Problem to work on:
List all lines of the data that include the string "name".

════

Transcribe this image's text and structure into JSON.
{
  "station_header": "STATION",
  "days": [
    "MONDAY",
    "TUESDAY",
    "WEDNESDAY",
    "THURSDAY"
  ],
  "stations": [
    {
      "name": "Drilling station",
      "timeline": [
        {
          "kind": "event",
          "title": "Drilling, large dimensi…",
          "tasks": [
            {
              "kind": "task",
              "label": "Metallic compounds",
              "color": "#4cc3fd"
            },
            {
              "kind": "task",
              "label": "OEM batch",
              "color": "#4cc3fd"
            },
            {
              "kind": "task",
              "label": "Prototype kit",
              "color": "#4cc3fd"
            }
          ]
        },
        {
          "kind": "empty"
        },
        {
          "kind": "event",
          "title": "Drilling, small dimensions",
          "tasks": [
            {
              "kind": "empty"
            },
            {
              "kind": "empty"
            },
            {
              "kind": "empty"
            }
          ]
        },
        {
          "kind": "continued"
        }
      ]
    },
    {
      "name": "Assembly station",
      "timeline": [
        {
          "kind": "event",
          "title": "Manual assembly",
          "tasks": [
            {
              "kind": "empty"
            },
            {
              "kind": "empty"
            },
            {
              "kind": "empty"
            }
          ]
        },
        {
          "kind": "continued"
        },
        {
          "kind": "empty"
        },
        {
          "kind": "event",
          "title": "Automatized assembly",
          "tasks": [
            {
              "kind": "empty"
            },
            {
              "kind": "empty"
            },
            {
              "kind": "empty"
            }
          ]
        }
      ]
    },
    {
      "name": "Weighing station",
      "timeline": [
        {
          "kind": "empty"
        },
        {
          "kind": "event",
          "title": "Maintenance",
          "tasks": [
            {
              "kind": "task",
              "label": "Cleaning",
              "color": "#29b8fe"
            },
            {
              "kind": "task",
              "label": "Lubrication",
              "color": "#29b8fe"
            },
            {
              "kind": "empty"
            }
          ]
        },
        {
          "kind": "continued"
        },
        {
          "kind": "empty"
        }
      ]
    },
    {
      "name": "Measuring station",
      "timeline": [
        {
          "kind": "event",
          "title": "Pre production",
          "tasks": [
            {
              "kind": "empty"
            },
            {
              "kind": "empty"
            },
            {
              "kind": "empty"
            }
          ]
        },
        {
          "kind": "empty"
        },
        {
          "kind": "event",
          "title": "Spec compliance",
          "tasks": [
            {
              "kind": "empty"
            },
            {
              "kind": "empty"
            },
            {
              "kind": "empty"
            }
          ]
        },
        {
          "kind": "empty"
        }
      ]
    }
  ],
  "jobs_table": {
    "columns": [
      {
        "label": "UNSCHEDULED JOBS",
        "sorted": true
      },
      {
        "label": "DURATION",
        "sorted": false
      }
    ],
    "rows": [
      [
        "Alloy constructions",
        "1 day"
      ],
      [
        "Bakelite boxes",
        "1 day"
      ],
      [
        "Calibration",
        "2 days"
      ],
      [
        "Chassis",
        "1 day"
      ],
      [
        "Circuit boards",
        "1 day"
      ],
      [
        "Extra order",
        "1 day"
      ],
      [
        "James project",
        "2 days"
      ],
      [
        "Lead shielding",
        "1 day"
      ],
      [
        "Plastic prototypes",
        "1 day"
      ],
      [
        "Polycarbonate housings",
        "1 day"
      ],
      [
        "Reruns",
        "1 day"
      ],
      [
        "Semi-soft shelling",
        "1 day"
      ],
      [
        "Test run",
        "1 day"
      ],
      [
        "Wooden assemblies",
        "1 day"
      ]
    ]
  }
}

════

Problem solution:
      "name": "Drilling station",
      "name": "Assembly station",
      "name": "Weighing station",
      "name": "Measuring station",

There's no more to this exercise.